Data for processing:
⁂

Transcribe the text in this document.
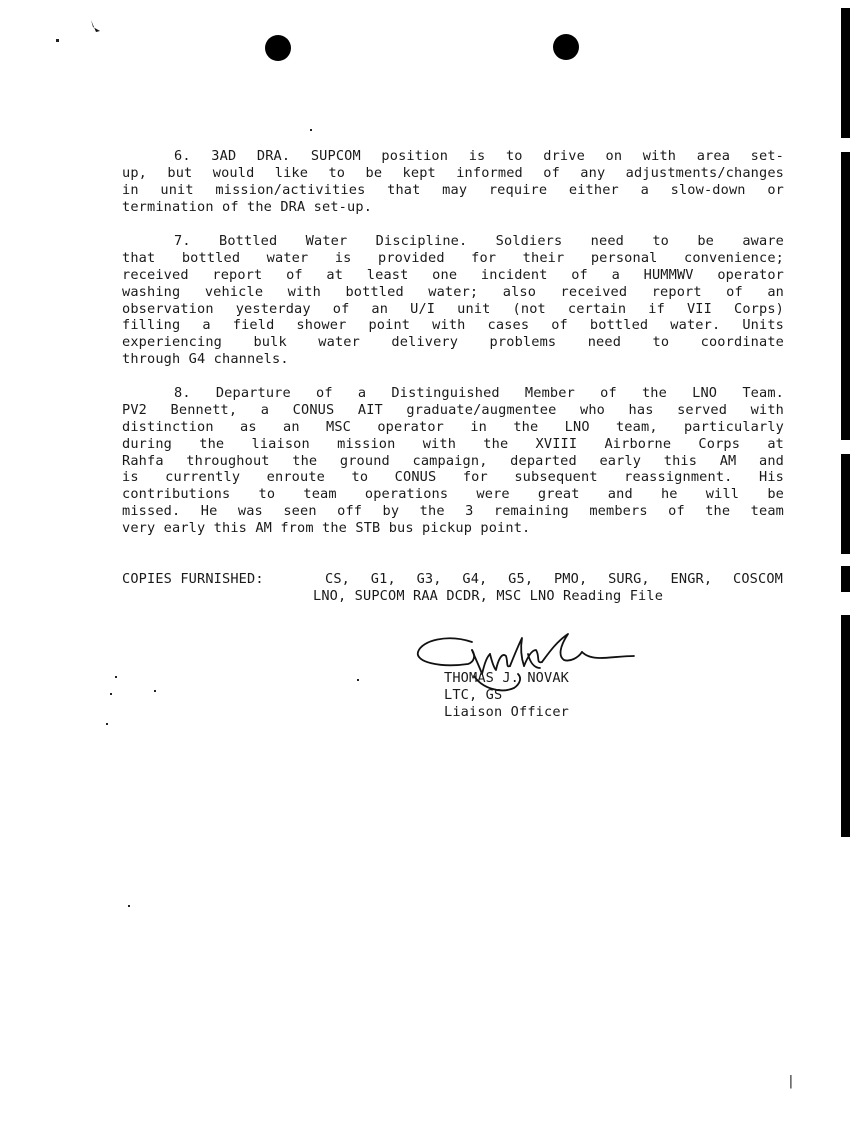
6. 3AD DRA. SUPCOM position is to drive on with area set-
up, but would like to be kept informed of any adjustments/changes
in unit mission/activities that may require either a slow-down or
termination of the DRA set-up.
7. Bottled Water Discipline. Soldiers need to be aware
that bottled water is provided for their personal convenience;
received report of at least one incident of a HUMMWV operator
washing vehicle with bottled water; also received report of an
observation yesterday of an U/I unit (not certain if VII Corps)
filling a field shower point with cases of bottled water. Units
experiencing bulk water delivery problems need to coordinate
through G4 channels.
8. Departure of a Distinguished Member of the LNO Team.
PV2 Bennett, a CONUS AIT graduate/augmentee who has served with
distinction as an MSC operator in the LNO team, particularly
during the liaison mission with the XVIII Airborne Corps at
Rahfa throughout the ground campaign, departed early this AM and
is currently enroute to CONUS for subsequent reassignment. His
contributions to team operations were great and he will be
missed. He was seen off by the 3 remaining members of the team
very early this AM from the STB bus pickup point.
COPIES FURNISHED:	CS, G1, G3, G4, G5, PMO, SURG, ENGR, COSCOM
LNO, SUPCOM RAA DCDR, MSC LNO Reading File
THOMAS J. NOVAK
LTC, GS
Liaison Officer
|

⁂

Aim: Using the listing, copy every line where the word "mission" shows up.

Worked answer:
in unit mission/activities that may require either a slow-down or
during the liaison mission with the XVIII Airborne Corps at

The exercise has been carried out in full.